◆ Data excerpts:

────────────────────────────────────────

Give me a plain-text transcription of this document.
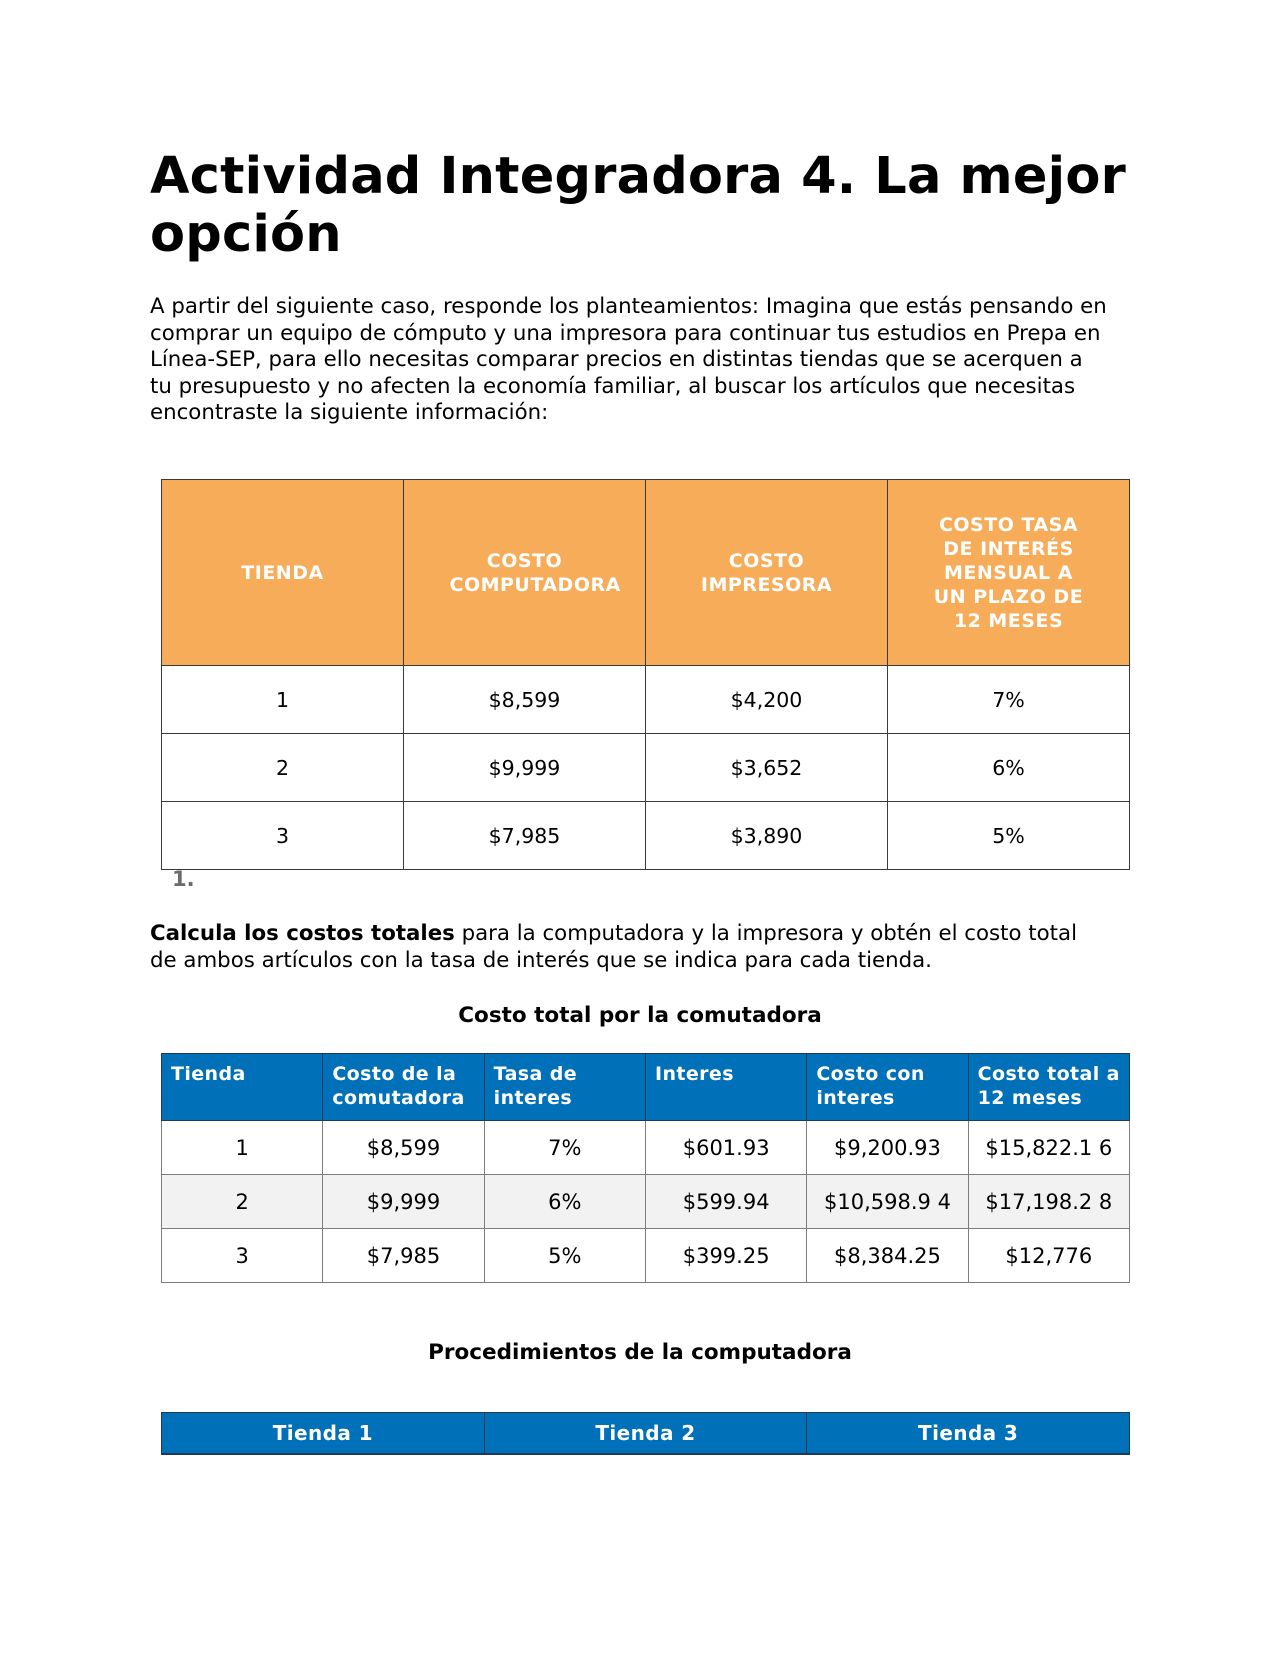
Actividad Integradora 4. La mejor opción

A partir del siguiente caso, responde los planteamientos: Imagina que estás pensando en comprar un equipo de cómputo y una impresora para continuar tus estudios en Prepa en Línea-SEP, para ello necesitas comparar precios en distintas tiendas que se acerquen a tu presupuesto y no afecten la economía familiar, al buscar los artículos que necesitas encontraste la siguiente información:

TIENDA	COSTO COMPUTADORA	COSTO IMPRESORA	COSTO TASA DE INTERÉS MENSUAL A UN PLAZO DE 12 MESES

1	$8,599	$4,200	7%
2	$9,999	$3,652	6%
3	$7,985	$3,890	5%
1.

Calcula los costos totales para la computadora y la impresora y obtén el costo total de ambos artículos con la tasa de interés que se indica para cada tienda.

Costo total por la comutadora
Tienda	Costo de la comutadora	Tasa de interes	Interes	Costo con interes	Costo total a 12 meses
1	$8,599	7%	$601.93	$9,200.93	$15,822.1 6
2	$9,999	6%	$599.94	$10,598.9 4	$17,198.2 8
3	$7,985	5%	$399.25	$8,384.25	$12,776
Procedimientos de la computadora
Tienda 1	Tienda 2	Tienda 3
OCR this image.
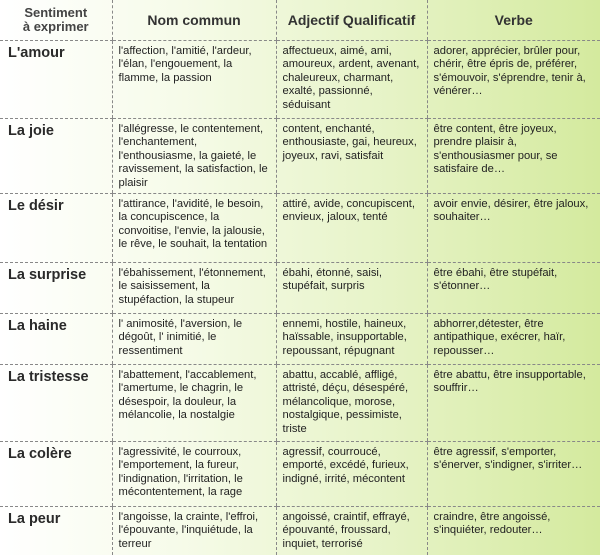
Sentiment
à exprimer	Nom commun	Adjectif Qualificatif	Verbe
L'amour	l'affection, l'amitié, l'ardeur, l'élan, l'engouement, la flamme, la passion	affectueux, aimé, ami, amoureux, ardent, avenant, chaleureux, charmant, exalté, passionné, séduisant	adorer, apprécier, brûler pour, chérir, être épris de, préférer, s'émouvoir, s'éprendre, tenir à, vénérer…
La joie	l'allégresse, le contentement, l'enchantement, l'enthousiasme, la gaieté, le ravissement, la satisfaction, le plaisir	content, enchanté, enthousiaste, gai, heureux, joyeux, ravi, satisfait	être content, être joyeux, prendre plaisir à, s'enthousiasmer pour, se satisfaire de…
Le désir	l'attirance, l'avidité, le besoin, la concupiscence, la convoitise, l'envie, la jalousie, le rêve, le souhait, la tentation	attiré, avide, concupiscent, envieux, jaloux, tenté	avoir envie, désirer, être jaloux, souhaiter…
La surprise	l'ébahissement, l'étonnement, le saisissement, la stupéfaction, la stupeur	ébahi, étonné, saisi, stupéfait, surpris	être ébahi, être stupéfait, s'étonner…
La haine	l' animosité, l'aversion, le dégoût, l' inimitié, le ressentiment	ennemi, hostile, haineux, haïssable, insupportable, repoussant, répugnant	abhorrer,détester, être antipathique, exécrer, haïr, repousser…
La tristesse	l'abattement, l'accablement, l'amertume, le chagrin, le désespoir, la douleur, la mélancolie, la nostalgie	abattu, accablé, affligé, attristé, déçu, désespéré, mélancolique, morose, nostalgique, pessimiste, triste	être abattu, être insupportable, souffrir…
La colère	l'agressivité, le courroux, l'emportement, la fureur, l'indignation, l'irritation, le mécontentement, la rage	agressif, courroucé, emporté, excédé, furieux, indigné, irrité, mécontent	être agressif, s'emporter, s'énerver, s'indigner, s'irriter…
La peur	l'angoisse, la crainte, l'effroi, l'épouvante, l'inquiétude, la terreur	angoissé, craintif, effrayé, épouvanté, froussard, inquiet, terrorisé	craindre, être angoissé, s'inquiéter, redouter…
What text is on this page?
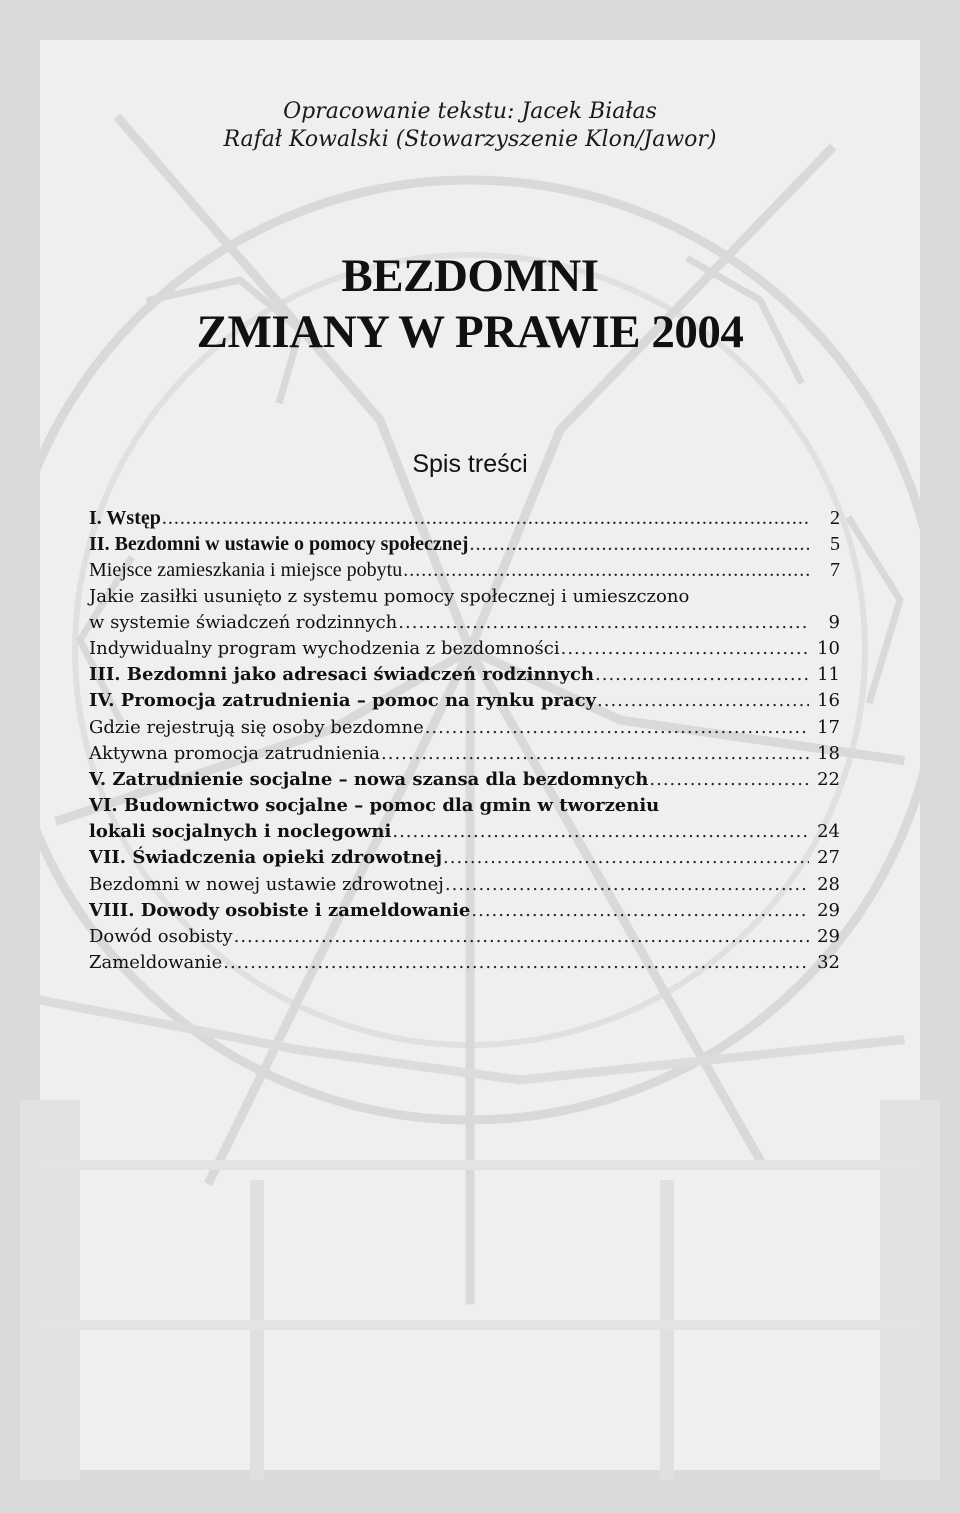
Opracowanie tekstu: Jacek Białas
Rafał Kowalski (Stowarzyszenie Klon/Jawor)
BEZDOMNI
ZMIANY W PRAWIE 2004
Spis treści
I. Wstęp .....	2
II. Bezdomni w ustawie o pomocy społecznej .....	5
Miejsce zamieszkania i miejsce pobytu .....	7
Jakie zasiłki usunięto z systemu pomocy społecznej i umieszczono
w systemie świadczeń rodzinnych .....	9
Indywidualny program wychodzenia z bezdomności .....	10
III. Bezdomni jako adresaci świadczeń rodzinnych .....	11
IV. Promocja zatrudnienia – pomoc na rynku pracy .....	16
Gdzie rejestrują się osoby bezdomne .....	17
Aktywna promocja zatrudnienia .....	18
V. Zatrudnienie socjalne – nowa szansa dla bezdomnych .....	22
VI. Budownictwo socjalne – pomoc dla gmin w tworzeniu
lokali socjalnych i noclegowni .....	24
VII. Świadczenia opieki zdrowotnej .....	27
Bezdomni w nowej ustawie zdrowotnej .....	28
VIII. Dowody osobiste i zameldowanie .....	29
Dowód osobisty .....	29
Zameldowanie .....	32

────────────────────────────────────────

◆ Task description: Output the entries above exactly, without their pictures.

◆ Output for this exercise:
Give me a plain-text transcription of this document.
Actividad Integradora 4. La mejor opción

A partir del siguiente caso, responde los planteamientos: Imagina que estás pensando en comprar un equipo de cómputo y una impresora para continuar tus estudios en Prepa en Línea-SEP, para ello necesitas comparar precios en distintas tiendas que se acerquen a tu presupuesto y no afecten la economía familiar, al buscar los artículos que necesitas encontraste la siguiente información:

TIENDA	COSTO COMPUTADORA	COSTO IMPRESORA	COSTO TASA DE INTERÉS MENSUAL A UN PLAZO DE 12 MESES

1	$8,599	$4,200	7%
2	$9,999	$3,652	6%
3	$7,985	$3,890	5%
1.

Calcula los costos totales para la computadora y la impresora y obtén el costo total de ambos artículos con la tasa de interés que se indica para cada tienda.

Costo total por la comutadora
Tienda	Costo de la comutadora	Tasa de interes	Interes	Costo con interes	Costo total a 12 meses
1	$8,599	7%	$601.93	$9,200.93	$15,822.1 6
2	$9,999	6%	$599.94	$10,598.9 4	$17,198.2 8
3	$7,985	5%	$399.25	$8,384.25	$12,776
Procedimientos de la computadora
Tienda 1	Tienda 2	Tienda 3
OCR this image.
Sentiment
à exprimer	Nom commun	Adjectif Qualificatif	Verbe
L'amour	l'affection, l'amitié, l'ardeur, l'élan, l'engouement, la flamme, la passion	affectueux, aimé, ami, amoureux, ardent, avenant, chaleureux, charmant, exalté, passionné, séduisant	adorer, apprécier, brûler pour, chérir, être épris de, préférer, s'émouvoir, s'éprendre, tenir à, vénérer…
La joie	l'allégresse, le contentement, l'enchantement, l'enthousiasme, la gaieté, le ravissement, la satisfaction, le plaisir	content, enchanté, enthousiaste, gai, heureux, joyeux, ravi, satisfait	être content, être joyeux, prendre plaisir à, s'enthousiasmer pour, se satisfaire de…
Le désir	l'attirance, l'avidité, le besoin, la concupiscence, la convoitise, l'envie, la jalousie, le rêve, le souhait, la tentation	attiré, avide, concupiscent, envieux, jaloux, tenté	avoir envie, désirer, être jaloux, souhaiter…
La surprise	l'ébahissement, l'étonnement, le saisissement, la stupéfaction, la stupeur	ébahi, étonné, saisi, stupéfait, surpris	être ébahi, être stupéfait, s'étonner…
La haine	l' animosité, l'aversion, le dégoût, l' inimitié, le ressentiment	ennemi, hostile, haineux, haïssable, insupportable, repoussant, répugnant	abhorrer,détester, être antipathique, exécrer, haïr, repousser…
La tristesse	l'abattement, l'accablement, l'amertume, le chagrin, le désespoir, la douleur, la mélancolie, la nostalgie	abattu, accablé, affligé, attristé, déçu, désespéré, mélancolique, morose, nostalgique, pessimiste, triste	être abattu, être insupportable, souffrir…
La colère	l'agressivité, le courroux, l'emportement, la fureur, l'indignation, l'irritation, le mécontentement, la rage	agressif, courroucé, emporté, excédé, furieux, indigné, irrité, mécontent	être agressif, s'emporter, s'énerver, s'indigner, s'irriter…
La peur	l'angoisse, la crainte, l'effroi, l'épouvante, l'inquiétude, la terreur	angoissé, craintif, effrayé, épouvanté, froussard, inquiet, terrorisé	craindre, être angoissé, s'inquiéter, redouter…
What text is on this page?
Opracowanie tekstu: Jacek Białas
Rafał Kowalski (Stowarzyszenie Klon/Jawor)
BEZDOMNI
ZMIANY W PRAWIE 2004
Spis treści
I. Wstęp .....	2
II. Bezdomni w ustawie o pomocy społecznej .....	5
Miejsce zamieszkania i miejsce pobytu .....	7
Jakie zasiłki usunięto z systemu pomocy społecznej i umieszczono
w systemie świadczeń rodzinnych .....	9
Indywidualny program wychodzenia z bezdomności .....	10
III. Bezdomni jako adresaci świadczeń rodzinnych .....	11
IV. Promocja zatrudnienia – pomoc na rynku pracy .....	16
Gdzie rejestrują się osoby bezdomne .....	17
Aktywna promocja zatrudnienia .....	18
V. Zatrudnienie socjalne – nowa szansa dla bezdomnych .....	22
VI. Budownictwo socjalne – pomoc dla gmin w tworzeniu
lokali socjalnych i noclegowni .....	24
VII. Świadczenia opieki zdrowotnej .....	27
Bezdomni w nowej ustawie zdrowotnej .....	28
VIII. Dowody osobiste i zameldowanie .....	29
Dowód osobisty .....	29
Zameldowanie .....	32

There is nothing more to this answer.